Data tied to figure images

BEGIN

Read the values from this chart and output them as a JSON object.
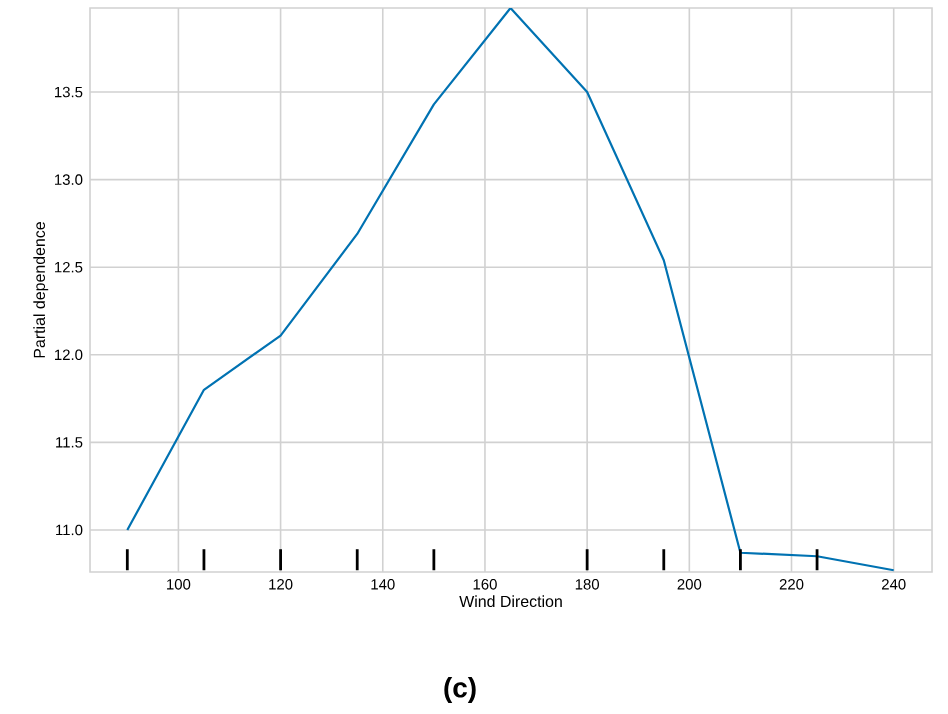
{
  "chart_data": {
    "type": "line",
    "xlabel": "Wind Direction",
    "ylabel": "Partial dependence",
    "annotations": [
      "**(c)**"
    ],
    "xlim": [
      82.7,
      247.5
    ],
    "ylim": [
      10.76,
      13.98
    ],
    "xticks": [
      100,
      120,
      140,
      160,
      180,
      200,
      220,
      240
    ],
    "yticks": [
      {
        "value": 11,
        "label": "11.0"
      },
      {
        "value": 11.5,
        "label": "11.5"
      },
      {
        "value": 12,
        "label": "12.0"
      },
      {
        "value": 12.5,
        "label": "12.5"
      },
      {
        "value": 13,
        "label": "13.0"
      },
      {
        "value": 13.5,
        "label": "13.5"
      }
    ],
    "grid": true,
    "series": [
      {
        "color": "#0072b2",
        "x": [
          90,
          105,
          120,
          135,
          150,
          165,
          180,
          195,
          210,
          225,
          240
        ],
        "values": [
          11.0,
          11.8,
          12.11,
          12.69,
          13.43,
          13.98,
          13.5,
          12.54,
          10.87,
          10.85,
          10.77
        ]
      },
      {
        "type": "bar",
        "color": "#000000",
        "x": [
          90,
          105,
          120,
          135,
          150,
          180,
          195,
          210,
          225
        ],
        "base": [
          10.77,
          10.77,
          10.77,
          10.77,
          10.77,
          10.77,
          10.77,
          10.77,
          10.77
        ],
        "values": [
          0.12,
          0.12,
          0.12,
          0.12,
          0.12,
          0.12,
          0.12,
          0.12,
          0.12
        ]
      }
    ]
  }
}
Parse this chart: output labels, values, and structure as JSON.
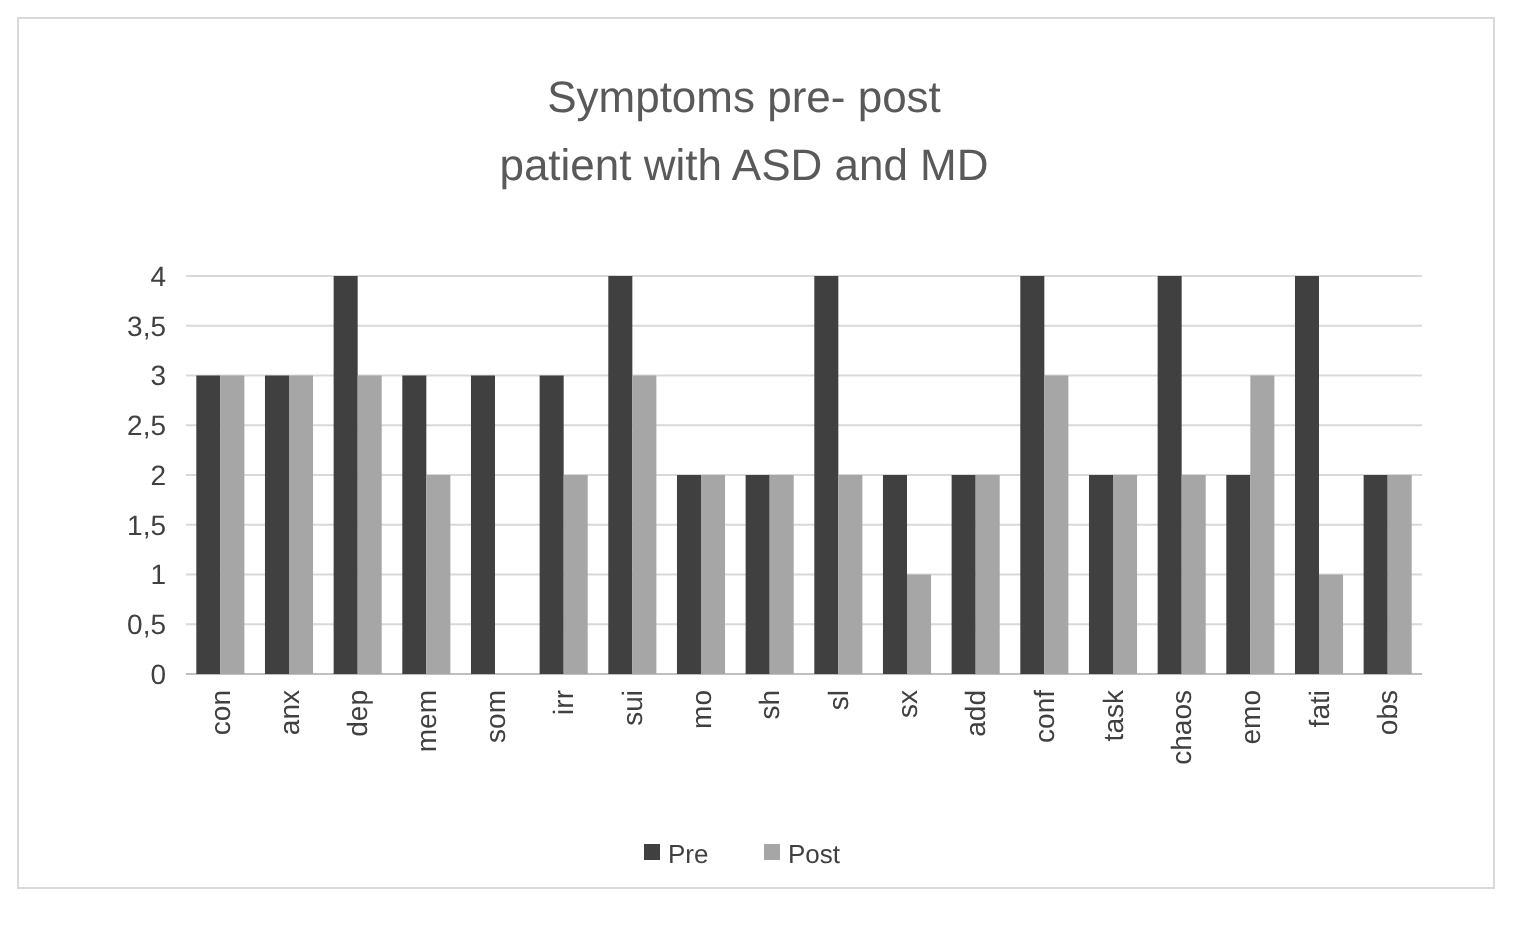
{
  "chart_data": {
    "type": "bar",
    "title": "Symptoms pre- post\npatient with ASD and MD",
    "categories": [
      "con",
      "anx",
      "dep",
      "mem",
      "som",
      "irr",
      "sui",
      "mo",
      "sh",
      "sl",
      "sx",
      "add",
      "conf",
      "task",
      "chaos",
      "emo",
      "fati",
      "obs"
    ],
    "series": [
      {
        "name": "Pre",
        "color": "#404040",
        "values": [
          3,
          3,
          4,
          3,
          3,
          3,
          4,
          2,
          2,
          4,
          2,
          2,
          4,
          2,
          4,
          2,
          4,
          2
        ]
      },
      {
        "name": "Post",
        "color": "#a6a6a6",
        "values": [
          3,
          3,
          3,
          2,
          0,
          2,
          3,
          2,
          2,
          2,
          1,
          2,
          3,
          2,
          2,
          3,
          1,
          2
        ]
      }
    ],
    "ylim": [
      0,
      4
    ],
    "yticks": [
      0,
      {
        "value": 0.5,
        "label": "0,5"
      },
      1,
      {
        "value": 1.5,
        "label": "1,5"
      },
      2,
      {
        "value": 2.5,
        "label": "2,5"
      },
      3,
      {
        "value": 3.5,
        "label": "3,5"
      },
      4
    ],
    "grid": "y",
    "legend": "bottom"
  }
}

END

**What you will do**
Skip the pictures and transcribe the rest of the records exactly.

**Exercise result**
Read the values from this chart and output them as a JSON object.
{
  "chart_data": {
    "type": "line",
    "xlabel": "Wind Direction",
    "ylabel": "Partial dependence",
    "annotations": [
      "**(c)**"
    ],
    "xlim": [
      82.7,
      247.5
    ],
    "ylim": [
      10.76,
      13.98
    ],
    "xticks": [
      100,
      120,
      140,
      160,
      180,
      200,
      220,
      240
    ],
    "yticks": [
      {
        "value": 11,
        "label": "11.0"
      },
      {
        "value": 11.5,
        "label": "11.5"
      },
      {
        "value": 12,
        "label": "12.0"
      },
      {
        "value": 12.5,
        "label": "12.5"
      },
      {
        "value": 13,
        "label": "13.0"
      },
      {
        "value": 13.5,
        "label": "13.5"
      }
    ],
    "grid": true,
    "series": [
      {
        "color": "#0072b2",
        "x": [
          90,
          105,
          120,
          135,
          150,
          165,
          180,
          195,
          210,
          225,
          240
        ],
        "values": [
          11.0,
          11.8,
          12.11,
          12.69,
          13.43,
          13.98,
          13.5,
          12.54,
          10.87,
          10.85,
          10.77
        ]
      },
      {
        "type": "bar",
        "color": "#000000",
        "x": [
          90,
          105,
          120,
          135,
          150,
          180,
          195,
          210,
          225
        ],
        "base": [
          10.77,
          10.77,
          10.77,
          10.77,
          10.77,
          10.77,
          10.77,
          10.77,
          10.77
        ],
        "values": [
          0.12,
          0.12,
          0.12,
          0.12,
          0.12,
          0.12,
          0.12,
          0.12,
          0.12
        ]
      }
    ]
  }
}
Parse this chart: output labels, values, and structure as JSON.
{
  "chart_data": {
    "type": "bar",
    "title": "Symptoms pre- post\npatient with ASD and MD",
    "categories": [
      "con",
      "anx",
      "dep",
      "mem",
      "som",
      "irr",
      "sui",
      "mo",
      "sh",
      "sl",
      "sx",
      "add",
      "conf",
      "task",
      "chaos",
      "emo",
      "fati",
      "obs"
    ],
    "series": [
      {
        "name": "Pre",
        "color": "#404040",
        "values": [
          3,
          3,
          4,
          3,
          3,
          3,
          4,
          2,
          2,
          4,
          2,
          2,
          4,
          2,
          4,
          2,
          4,
          2
        ]
      },
      {
        "name": "Post",
        "color": "#a6a6a6",
        "values": [
          3,
          3,
          3,
          2,
          0,
          2,
          3,
          2,
          2,
          2,
          1,
          2,
          3,
          2,
          2,
          3,
          1,
          2
        ]
      }
    ],
    "ylim": [
      0,
      4
    ],
    "yticks": [
      0,
      {
        "value": 0.5,
        "label": "0,5"
      },
      1,
      {
        "value": 1.5,
        "label": "1,5"
      },
      2,
      {
        "value": 2.5,
        "label": "2,5"
      },
      3,
      {
        "value": 3.5,
        "label": "3,5"
      },
      4
    ],
    "grid": "y",
    "legend": "bottom"
  }
}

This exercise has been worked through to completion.